■ **YOUR OBJECTIVE**
Extract all lines from the data beneath that include the word "phát".
· · ·
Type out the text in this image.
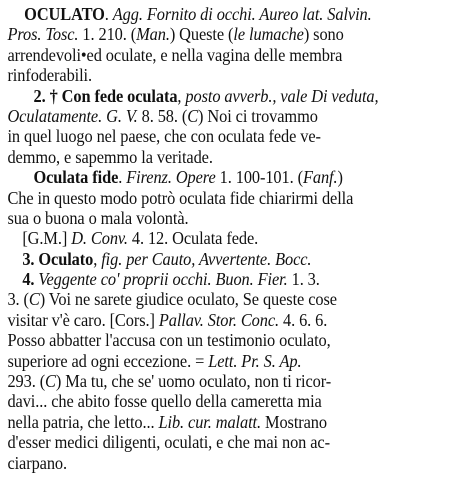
OCULATO. Agg. Fornito di occhi. Aureo lat. Salvin.
Pros. Tosc. 1. 210. (Man.) Queste (le lumache) sono
arrendevoli•ed oculate, e nella vagina delle membra
rinfoderabili.
2. † Con fede oculata, posto avverb., vale Di veduta,
Oculatamente. G. V. 8. 58. (C) Noi ci trovammo
in quel luogo nel paese, che con oculata fede ve-
demmo, e sapemmo la veritade.
Oculata fide. Firenz. Opere 1. 100-101. (Fanf.)
Che in questo modo potrò oculata fide chiarirmi della
sua o buona o mala volontà.
[G.M.] D. Conv. 4. 12. Oculata fede.
3. Oculato, fig. per Cauto, Avvertente. Bocc.
4. Veggente co' proprii occhi. Buon. Fier. 1. 3.
3. (C) Voi ne sarete giudice oculato, Se queste cose
visitar v'è caro. [Cors.] Pallav. Stor. Conc. 4. 6. 6.
Posso abbatter l'accusa con un testimonio oculato,
superiore ad ogni eccezione. = Lett. Pr. S. Ap.
293. (C) Ma tu, che se' uomo oculato, non ti ricor-
davi... che abito fosse quello della cameretta mia
nella patria, che letto... Lib. cur. malatt. Mostrano
d'esser medici diligenti, oculati, e che mai non ac-
ciarpano.
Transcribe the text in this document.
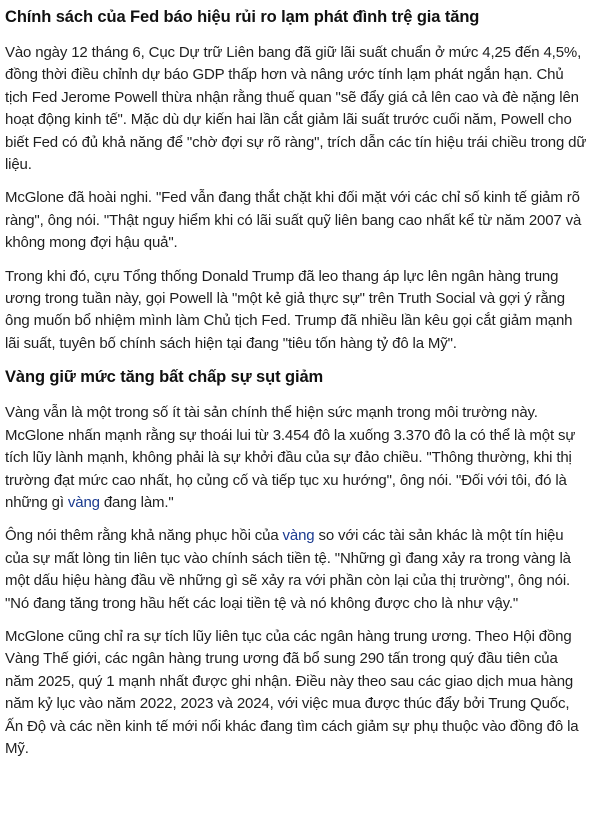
Chính sách của Fed báo hiệu rủi ro lạm phát đình trệ gia tăng

Vào ngày 12 tháng 6, Cục Dự trữ Liên bang đã giữ lãi suất chuẩn ở mức 4,25 đến 4,5%, đồng thời điều chỉnh dự báo GDP thấp hơn và nâng ước tính lạm phát ngắn hạn. Chủ tịch Fed Jerome Powell thừa nhận rằng thuế quan "sẽ đẩy giá cả lên cao và đè nặng lên hoạt động kinh tế". Mặc dù dự kiến hai lần cắt giảm lãi suất trước cuối năm, Powell cho biết Fed có đủ khả năng để "chờ đợi sự rõ ràng", trích dẫn các tín hiệu trái chiều trong dữ liệu.

McGlone đã hoài nghi. "Fed vẫn đang thắt chặt khi đối mặt với các chỉ số kinh tế giảm rõ ràng", ông nói. "Thật nguy hiểm khi có lãi suất quỹ liên bang cao nhất kể từ năm 2007 và không mong đợi hậu quả".

Trong khi đó, cựu Tổng thống Donald Trump đã leo thang áp lực lên ngân hàng trung ương trong tuần này, gọi Powell là "một kẻ giả thực sự" trên Truth Social và gợi ý rằng ông muốn bổ nhiệm mình làm Chủ tịch Fed. Trump đã nhiều lần kêu gọi cắt giảm mạnh lãi suất, tuyên bố chính sách hiện tại đang "tiêu tốn hàng tỷ đô la Mỹ".

Vàng giữ mức tăng bất chấp sự sụt giảm

Vàng vẫn là một trong số ít tài sản chính thể hiện sức mạnh trong môi trường này. McGlone nhấn mạnh rằng sự thoái lui từ 3.454 đô la xuống 3.370 đô la có thể là một sự tích lũy lành mạnh, không phải là sự khởi đầu của sự đảo chiều. "Thông thường, khi thị trường đạt mức cao nhất, họ củng cố và tiếp tục xu hướng", ông nói. "Đối với tôi, đó là những gì vàng đang làm."

Ông nói thêm rằng khả năng phục hồi của vàng so với các tài sản khác là một tín hiệu của sự mất lòng tin liên tục vào chính sách tiền tệ. "Những gì đang xảy ra trong vàng là một dấu hiệu hàng đầu về những gì sẽ xảy ra với phần còn lại của thị trường", ông nói. "Nó đang tăng trong hầu hết các loại tiền tệ và nó không được cho là như vậy."

McGlone cũng chỉ ra sự tích lũy liên tục của các ngân hàng trung ương. Theo Hội đồng Vàng Thế giới, các ngân hàng trung ương đã bổ sung 290 tấn trong quý đầu tiên của năm 2025, quý 1 mạnh nhất được ghi nhận. Điều này theo sau các giao dịch mua hàng năm kỷ lục vào năm 2022, 2023 và 2024, với việc mua được thúc đẩy bởi Trung Quốc, Ấn Độ và các nền kinh tế mới nổi khác đang tìm cách giảm sự phụ thuộc vào đồng đô la Mỹ.
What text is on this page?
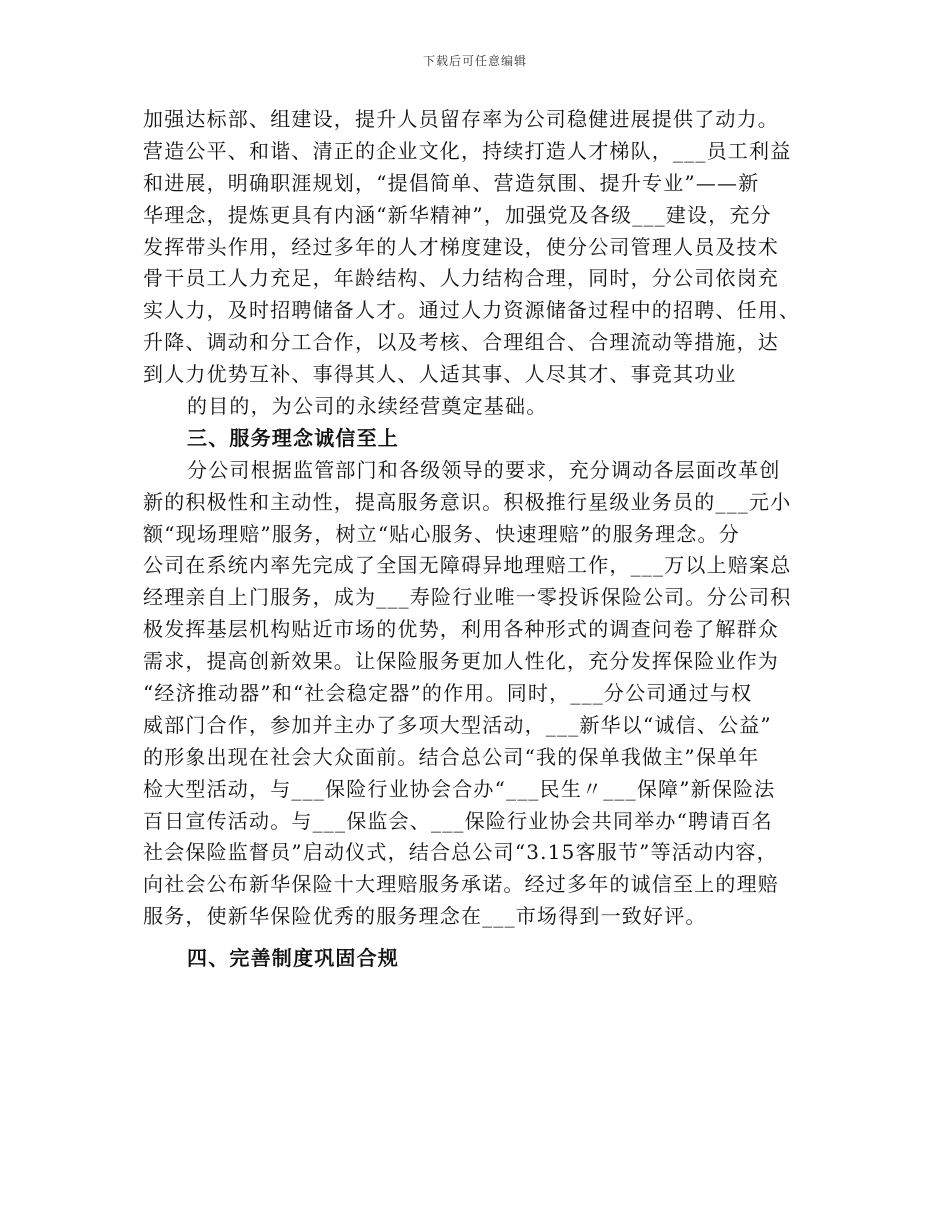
下载后可任意编辑
加强达标部、组建设，提升人员留存率为公司稳健进展提供了动力。
营造公平、和谐、清正的企业文化，持续打造人才梯队，___员工利益
和进展，明确职涯规划，“提倡简单、营造氛围、提升专业”——新
华理念，提炼更具有内涵“新华精神”，加强党及各级___建设，充分
发挥带头作用，经过多年的人才梯度建设，使分公司管理人员及技术
骨干员工人力充足，年龄结构、人力结构合理，同时，分公司依岗充
实人力，及时招聘储备人才。通过人力资源储备过程中的招聘、任用、
升降、调动和分工合作，以及考核、合理组合、合理流动等措施，达
到人力优势互补、事得其人、人适其事、人尽其才、事竞其功业
的目的，为公司的永续经营奠定基础。
三、服务理念诚信至上
分公司根据监管部门和各级领导的要求，充分调动各层面改革创
新的积极性和主动性，提高服务意识。积极推行星级业务员的___元小
额“现场理赔”服务，树立“贴心服务、快速理赔”的服务理念。分
公司在系统内率先完成了全国无障碍异地理赔工作，___万以上赔案总
经理亲自上门服务，成为___寿险行业唯一零投诉保险公司。分公司积
极发挥基层机构贴近市场的优势，利用各种形式的调查问卷了解群众
需求，提高创新效果。让保险服务更加人性化，充分发挥保险业作为
“经济推动器”和“社会稳定器”的作用。同时，___分公司通过与权
威部门合作，参加并主办了多项大型活动，___新华以“诚信、公益”
的形象出现在社会大众面前。结合总公司“我的保单我做主”保单年
检大型活动，与___保险行业协会合办“___民生〃___保障”新保险法
百日宣传活动。与___保监会、___保险行业协会共同举办“聘请百名
社会保险监督员”启动仪式，结合总公司“3.15客服节”等活动内容，
向社会公布新华保险十大理赔服务承诺。经过多年的诚信至上的理赔
服务，使新华保险优秀的服务理念在___市场得到一致好评。
四、完善制度巩固合规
· · ·
■ **OUTPUT OF THE TASK**
Chính sách của Fed báo hiệu rủi ro lạm phát đình trệ gia tăng
Vào ngày 12 tháng 6, Cục Dự trữ Liên bang đã giữ lãi suất chuẩn ở mức 4,25 đến 4,5%, đồng thời điều chỉnh dự báo GDP thấp hơn và nâng ước tính lạm phát ngắn hạn. Chủ tịch Fed Jerome Powell thừa nhận rằng thuế quan "sẽ đẩy giá cả lên cao và đè nặng lên hoạt động kinh tế". Mặc dù dự kiến hai lần cắt giảm lãi suất trước cuối năm, Powell cho biết Fed có đủ khả năng để "chờ đợi sự rõ ràng", trích dẫn các tín hiệu trái chiều trong dữ liệu.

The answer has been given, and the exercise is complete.